**Exercise brief:** Exactly repeat the full listing that follows.
┌──
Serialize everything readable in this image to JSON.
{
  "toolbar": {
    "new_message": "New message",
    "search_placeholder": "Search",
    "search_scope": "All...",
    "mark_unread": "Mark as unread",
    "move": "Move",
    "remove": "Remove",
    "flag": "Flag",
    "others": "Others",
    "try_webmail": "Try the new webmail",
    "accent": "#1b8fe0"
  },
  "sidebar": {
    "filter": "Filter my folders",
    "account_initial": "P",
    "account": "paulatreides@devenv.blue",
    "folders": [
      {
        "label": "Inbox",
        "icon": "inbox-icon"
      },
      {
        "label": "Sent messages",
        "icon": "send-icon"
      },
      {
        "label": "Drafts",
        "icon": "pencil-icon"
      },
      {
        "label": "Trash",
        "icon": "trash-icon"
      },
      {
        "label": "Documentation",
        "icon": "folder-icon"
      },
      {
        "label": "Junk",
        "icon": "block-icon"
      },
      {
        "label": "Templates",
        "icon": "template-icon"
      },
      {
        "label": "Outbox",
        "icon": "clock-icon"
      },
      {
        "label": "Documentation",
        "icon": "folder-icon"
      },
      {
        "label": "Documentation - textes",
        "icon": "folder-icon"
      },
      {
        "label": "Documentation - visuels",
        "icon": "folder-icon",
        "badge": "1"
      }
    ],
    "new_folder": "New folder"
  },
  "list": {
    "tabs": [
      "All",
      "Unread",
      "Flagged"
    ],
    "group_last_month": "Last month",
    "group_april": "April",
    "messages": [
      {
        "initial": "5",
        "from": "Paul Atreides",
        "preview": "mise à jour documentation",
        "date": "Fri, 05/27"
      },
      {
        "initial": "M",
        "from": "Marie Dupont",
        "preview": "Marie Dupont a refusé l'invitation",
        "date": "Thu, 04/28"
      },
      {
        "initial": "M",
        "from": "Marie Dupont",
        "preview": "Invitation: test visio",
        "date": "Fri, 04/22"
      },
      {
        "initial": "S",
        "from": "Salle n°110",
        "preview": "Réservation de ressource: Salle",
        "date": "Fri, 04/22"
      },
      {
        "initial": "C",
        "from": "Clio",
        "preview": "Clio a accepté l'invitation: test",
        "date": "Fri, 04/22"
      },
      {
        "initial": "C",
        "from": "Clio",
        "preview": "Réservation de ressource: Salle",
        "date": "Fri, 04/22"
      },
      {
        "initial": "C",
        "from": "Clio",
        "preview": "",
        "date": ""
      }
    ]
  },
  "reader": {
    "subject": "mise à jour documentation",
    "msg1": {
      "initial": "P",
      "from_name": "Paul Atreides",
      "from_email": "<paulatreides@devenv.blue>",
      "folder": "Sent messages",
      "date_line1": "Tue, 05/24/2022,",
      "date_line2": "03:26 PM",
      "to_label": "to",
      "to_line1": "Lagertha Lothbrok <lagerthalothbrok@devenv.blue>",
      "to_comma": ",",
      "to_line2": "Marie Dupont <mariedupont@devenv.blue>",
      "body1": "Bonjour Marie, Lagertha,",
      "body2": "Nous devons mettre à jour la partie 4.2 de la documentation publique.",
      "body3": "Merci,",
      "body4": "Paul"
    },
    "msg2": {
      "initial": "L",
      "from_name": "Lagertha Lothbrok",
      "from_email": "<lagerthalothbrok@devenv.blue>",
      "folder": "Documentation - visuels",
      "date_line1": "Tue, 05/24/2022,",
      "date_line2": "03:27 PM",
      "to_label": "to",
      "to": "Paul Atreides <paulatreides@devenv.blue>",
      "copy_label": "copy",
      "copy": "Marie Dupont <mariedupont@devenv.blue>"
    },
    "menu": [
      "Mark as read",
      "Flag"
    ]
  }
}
└──
**Reply:**
Serialize everything readable in this image to JSON.
{
  "toolbar": {
    "new_message": "New message",
    "search_placeholder": "Search",
    "search_scope": "All...",
    "mark_unread": "Mark as unread",
    "move": "Move",
    "remove": "Remove",
    "flag": "Flag",
    "others": "Others",
    "try_webmail": "Try the new webmail",
    "accent": "#1b8fe0"
  },
  "sidebar": {
    "filter": "Filter my folders",
    "account_initial": "P",
    "account": "paulatreides@devenv.blue",
    "folders": [
      {
        "label": "Inbox",
        "icon": "inbox-icon"
      },
      {
        "label": "Sent messages",
        "icon": "send-icon"
      },
      {
        "label": "Drafts",
        "icon": "pencil-icon"
      },
      {
        "label": "Trash",
        "icon": "trash-icon"
      },
      {
        "label": "Documentation",
        "icon": "folder-icon"
      },
      {
        "label": "Junk",
        "icon": "block-icon"
      },
      {
        "label": "Templates",
        "icon": "template-icon"
      },
      {
        "label": "Outbox",
        "icon": "clock-icon"
      },
      {
        "label": "Documentation",
        "icon": "folder-icon"
      },
      {
        "label": "Documentation - textes",
        "icon": "folder-icon"
      },
      {
        "label": "Documentation - visuels",
        "icon": "folder-icon",
        "badge": "1"
      }
    ],
    "new_folder": "New folder"
  },
  "list": {
    "tabs": [
      "All",
      "Unread",
      "Flagged"
    ],
    "group_last_month": "Last month",
    "group_april": "April",
    "messages": [
      {
        "initial": "5",
        "from": "Paul Atreides",
        "preview": "mise à jour documentation",
        "date": "Fri, 05/27"
      },
      {
        "initial": "M",
        "from": "Marie Dupont",
        "preview": "Marie Dupont a refusé l'invitation",
        "date": "Thu, 04/28"
      },
      {
        "initial": "M",
        "from": "Marie Dupont",
        "preview": "Invitation: test visio",
        "date": "Fri, 04/22"
      },
      {
        "initial": "S",
        "from": "Salle n°110",
        "preview": "Réservation de ressource: Salle",
        "date": "Fri, 04/22"
      },
      {
        "initial": "C",
        "from": "Clio",
        "preview": "Clio a accepté l'invitation: test",
        "date": "Fri, 04/22"
      },
      {
        "initial": "C",
        "from": "Clio",
        "preview": "Réservation de ressource: Salle",
        "date": "Fri, 04/22"
      },
      {
        "initial": "C",
        "from": "Clio",
        "preview": "",
        "date": ""
      }
    ]
  },
  "reader": {
    "subject": "mise à jour documentation",
    "msg1": {
      "initial": "P",
      "from_name": "Paul Atreides",
      "from_email": "<paulatreides@devenv.blue>",
      "folder": "Sent messages",
      "date_line1": "Tue, 05/24/2022,",
      "date_line2": "03:26 PM",
      "to_label": "to",
      "to_line1": "Lagertha Lothbrok <lagerthalothbrok@devenv.blue>",
      "to_comma": ",",
      "to_line2": "Marie Dupont <mariedupont@devenv.blue>",
      "body1": "Bonjour Marie, Lagertha,",
      "body2": "Nous devons mettre à jour la partie 4.2 de la documentation publique.",
      "body3": "Merci,",
      "body4": "Paul"
    },
    "msg2": {
      "initial": "L",
      "from_name": "Lagertha Lothbrok",
      "from_email": "<lagerthalothbrok@devenv.blue>",
      "folder": "Documentation - visuels",
      "date_line1": "Tue, 05/24/2022,",
      "date_line2": "03:27 PM",
      "to_label": "to",
      "to": "Paul Atreides <paulatreides@devenv.blue>",
      "copy_label": "copy",
      "copy": "Marie Dupont <mariedupont@devenv.blue>"
    },
    "menu": [
      "Mark as read",
      "Flag"
    ]
  }
}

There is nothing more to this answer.